[Entries from a visual dataset]
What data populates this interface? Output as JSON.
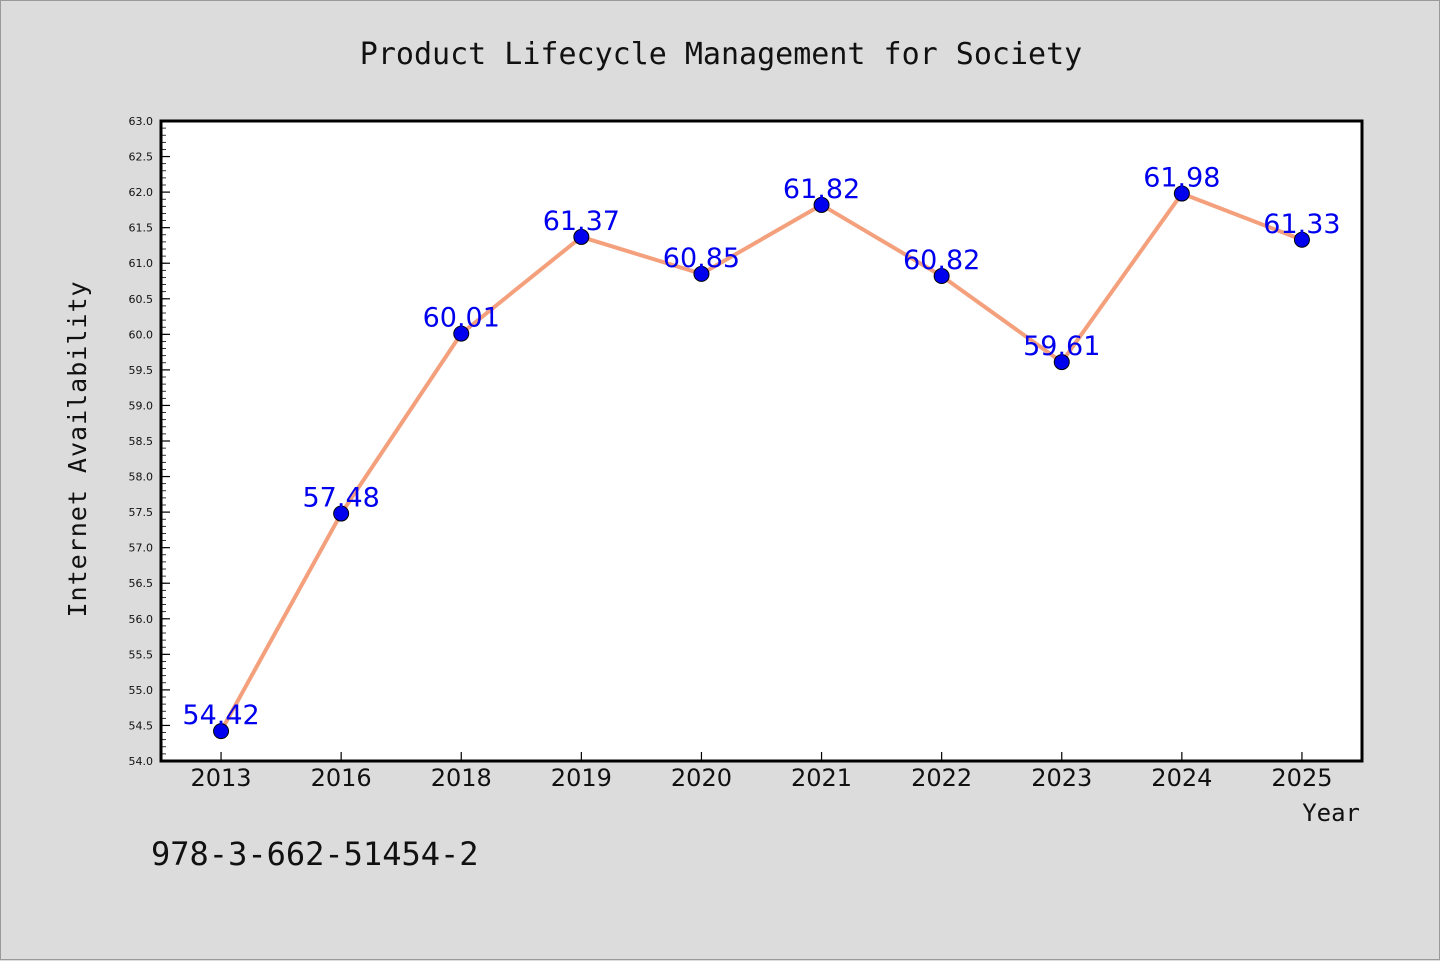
{
  "chart_data": {
    "type": "line",
    "title": "Product Lifecycle Management for Society",
    "xlabel": "Year",
    "ylabel": "Internet Availability",
    "categories": [
      "2013",
      "2016",
      "2018",
      "2019",
      "2020",
      "2021",
      "2022",
      "2023",
      "2024",
      "2025"
    ],
    "series": [
      {
        "values": [
          54.42,
          57.48,
          60.01,
          61.37,
          60.85,
          61.82,
          60.82,
          59.61,
          61.98,
          61.33
        ],
        "data_labels": [
          "54.42",
          "57.48",
          "60.01",
          "61.37",
          "60.85",
          "61.82",
          "60.82",
          "59.61",
          "61.98",
          "61.33"
        ],
        "line_color": "#f4a07c",
        "marker_color": "#0000ee",
        "label_color": "#0000ee"
      }
    ],
    "ylim": [
      54.0,
      63.0
    ],
    "yticks": [
      "54.0",
      "54.5",
      "55.0",
      "55.5",
      "56.0",
      "56.5",
      "57.0",
      "57.5",
      "58.0",
      "58.5",
      "59.0",
      "59.5",
      "60.0",
      "60.5",
      "61.0",
      "61.5",
      "62.0",
      "62.5",
      "63.0"
    ],
    "grid": false,
    "legend": "none"
  },
  "footer": {
    "isbn": "978-3-662-51454-2"
  },
  "colors": {
    "background": "#dcdcdc",
    "plot_background": "#ffffff",
    "axis": "#000000"
  }
}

[Exercise details] Word for word, quote the lines above. Omit the pictures.

[Completed exercise]
What data populates this interface? Output as JSON.
{
  "chart_data": {
    "type": "line",
    "title": "Product Lifecycle Management for Society",
    "xlabel": "Year",
    "ylabel": "Internet Availability",
    "categories": [
      "2013",
      "2016",
      "2018",
      "2019",
      "2020",
      "2021",
      "2022",
      "2023",
      "2024",
      "2025"
    ],
    "series": [
      {
        "values": [
          54.42,
          57.48,
          60.01,
          61.37,
          60.85,
          61.82,
          60.82,
          59.61,
          61.98,
          61.33
        ],
        "data_labels": [
          "54.42",
          "57.48",
          "60.01",
          "61.37",
          "60.85",
          "61.82",
          "60.82",
          "59.61",
          "61.98",
          "61.33"
        ],
        "line_color": "#f4a07c",
        "marker_color": "#0000ee",
        "label_color": "#0000ee"
      }
    ],
    "ylim": [
      54.0,
      63.0
    ],
    "yticks": [
      "54.0",
      "54.5",
      "55.0",
      "55.5",
      "56.0",
      "56.5",
      "57.0",
      "57.5",
      "58.0",
      "58.5",
      "59.0",
      "59.5",
      "60.0",
      "60.5",
      "61.0",
      "61.5",
      "62.0",
      "62.5",
      "63.0"
    ],
    "grid": false,
    "legend": "none"
  },
  "footer": {
    "isbn": "978-3-662-51454-2"
  },
  "colors": {
    "background": "#dcdcdc",
    "plot_background": "#ffffff",
    "axis": "#000000"
  }
}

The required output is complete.